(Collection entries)
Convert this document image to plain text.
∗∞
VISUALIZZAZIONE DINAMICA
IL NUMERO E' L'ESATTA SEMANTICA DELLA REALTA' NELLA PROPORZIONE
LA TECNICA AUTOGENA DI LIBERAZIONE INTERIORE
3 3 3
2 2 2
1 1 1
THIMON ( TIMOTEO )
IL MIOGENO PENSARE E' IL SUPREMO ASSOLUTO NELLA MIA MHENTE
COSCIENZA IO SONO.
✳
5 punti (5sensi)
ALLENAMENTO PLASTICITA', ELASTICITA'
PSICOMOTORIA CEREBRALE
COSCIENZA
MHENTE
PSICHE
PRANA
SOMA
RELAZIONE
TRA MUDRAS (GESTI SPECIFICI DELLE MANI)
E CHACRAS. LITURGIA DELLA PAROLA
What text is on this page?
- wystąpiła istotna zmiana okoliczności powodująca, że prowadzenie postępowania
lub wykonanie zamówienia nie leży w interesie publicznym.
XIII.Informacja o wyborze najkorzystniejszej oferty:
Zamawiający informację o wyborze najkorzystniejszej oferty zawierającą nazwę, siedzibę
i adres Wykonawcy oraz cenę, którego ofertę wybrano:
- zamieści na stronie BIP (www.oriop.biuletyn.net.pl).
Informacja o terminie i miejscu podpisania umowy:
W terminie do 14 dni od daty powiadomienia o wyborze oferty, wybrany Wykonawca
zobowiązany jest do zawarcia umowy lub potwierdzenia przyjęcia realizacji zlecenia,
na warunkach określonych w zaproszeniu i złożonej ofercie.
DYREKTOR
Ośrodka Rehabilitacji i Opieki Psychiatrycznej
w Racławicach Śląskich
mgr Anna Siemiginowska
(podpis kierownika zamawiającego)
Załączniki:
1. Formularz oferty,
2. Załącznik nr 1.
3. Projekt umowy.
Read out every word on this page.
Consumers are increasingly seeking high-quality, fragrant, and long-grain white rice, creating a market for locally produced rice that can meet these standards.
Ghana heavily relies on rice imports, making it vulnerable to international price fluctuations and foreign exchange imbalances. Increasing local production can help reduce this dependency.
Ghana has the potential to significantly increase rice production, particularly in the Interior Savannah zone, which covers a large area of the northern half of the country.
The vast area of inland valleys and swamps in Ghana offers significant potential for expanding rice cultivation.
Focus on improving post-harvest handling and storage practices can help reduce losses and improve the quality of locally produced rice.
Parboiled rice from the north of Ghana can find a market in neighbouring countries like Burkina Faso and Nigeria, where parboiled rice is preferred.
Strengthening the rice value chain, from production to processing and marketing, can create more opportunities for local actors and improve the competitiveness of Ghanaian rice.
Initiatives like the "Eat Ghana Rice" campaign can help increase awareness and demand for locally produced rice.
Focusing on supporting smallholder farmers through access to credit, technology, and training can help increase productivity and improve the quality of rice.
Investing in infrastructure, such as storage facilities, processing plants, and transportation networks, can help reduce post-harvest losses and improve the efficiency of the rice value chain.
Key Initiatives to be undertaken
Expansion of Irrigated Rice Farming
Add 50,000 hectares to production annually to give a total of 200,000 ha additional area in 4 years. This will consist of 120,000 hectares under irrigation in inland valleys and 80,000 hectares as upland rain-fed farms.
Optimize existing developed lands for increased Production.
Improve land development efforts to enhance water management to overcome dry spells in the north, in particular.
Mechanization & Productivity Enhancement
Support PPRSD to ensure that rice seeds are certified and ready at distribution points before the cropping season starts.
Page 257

→ **TASK DIRECTIONS**: Return all the data exactly as given.

→ **OUTPUT OF THE EXERCISE**:
Convert this document image to plain text.
∗∞
VISUALIZZAZIONE DINAMICA
IL NUMERO E' L'ESATTA SEMANTICA DELLA REALTA' NELLA PROPORZIONE
LA TECNICA AUTOGENA DI LIBERAZIONE INTERIORE
3 3 3
2 2 2
1 1 1
THIMON ( TIMOTEO )
IL MIOGENO PENSARE E' IL SUPREMO ASSOLUTO NELLA MIA MHENTE
COSCIENZA IO SONO.
✳
5 punti (5sensi)
ALLENAMENTO PLASTICITA', ELASTICITA'
PSICOMOTORIA CEREBRALE
COSCIENZA
MHENTE
PSICHE
PRANA
SOMA
RELAZIONE
TRA MUDRAS (GESTI SPECIFICI DELLE MANI)
E CHACRAS. LITURGIA DELLA PAROLA
What text is on this page?
- wystąpiła istotna zmiana okoliczności powodująca, że prowadzenie postępowania
lub wykonanie zamówienia nie leży w interesie publicznym.
XIII.Informacja o wyborze najkorzystniejszej oferty:
Zamawiający informację o wyborze najkorzystniejszej oferty zawierającą nazwę, siedzibę
i adres Wykonawcy oraz cenę, którego ofertę wybrano:
- zamieści na stronie BIP (www.oriop.biuletyn.net.pl).
Informacja o terminie i miejscu podpisania umowy:
W terminie do 14 dni od daty powiadomienia o wyborze oferty, wybrany Wykonawca
zobowiązany jest do zawarcia umowy lub potwierdzenia przyjęcia realizacji zlecenia,
na warunkach określonych w zaproszeniu i złożonej ofercie.
DYREKTOR
Ośrodka Rehabilitacji i Opieki Psychiatrycznej
w Racławicach Śląskich
mgr Anna Siemiginowska
(podpis kierownika zamawiającego)
Załączniki:
1. Formularz oferty,
2. Załącznik nr 1.
3. Projekt umowy.
Read out every word on this page.
Consumers are increasingly seeking high-quality, fragrant, and long-grain white rice, creating a market for locally produced rice that can meet these standards.
Ghana heavily relies on rice imports, making it vulnerable to international price fluctuations and foreign exchange imbalances. Increasing local production can help reduce this dependency.
Ghana has the potential to significantly increase rice production, particularly in the Interior Savannah zone, which covers a large area of the northern half of the country.
The vast area of inland valleys and swamps in Ghana offers significant potential for expanding rice cultivation.
Focus on improving post-harvest handling and storage practices can help reduce losses and improve the quality of locally produced rice.
Parboiled rice from the north of Ghana can find a market in neighbouring countries like Burkina Faso and Nigeria, where parboiled rice is preferred.
Strengthening the rice value chain, from production to processing and marketing, can create more opportunities for local actors and improve the competitiveness of Ghanaian rice.
Initiatives like the "Eat Ghana Rice" campaign can help increase awareness and demand for locally produced rice.
Focusing on supporting smallholder farmers through access to credit, technology, and training can help increase productivity and improve the quality of rice.
Investing in infrastructure, such as storage facilities, processing plants, and transportation networks, can help reduce post-harvest losses and improve the efficiency of the rice value chain.
Key Initiatives to be undertaken
Expansion of Irrigated Rice Farming
Add 50,000 hectares to production annually to give a total of 200,000 ha additional area in 4 years. This will consist of 120,000 hectares under irrigation in inland valleys and 80,000 hectares as upland rain-fed farms.
Optimize existing developed lands for increased Production.
Improve land development efforts to enhance water management to overcome dry spells in the north, in particular.
Mechanization & Productivity Enhancement
Support PPRSD to ensure that rice seeds are certified and ready at distribution points before the cropping season starts.
Page 257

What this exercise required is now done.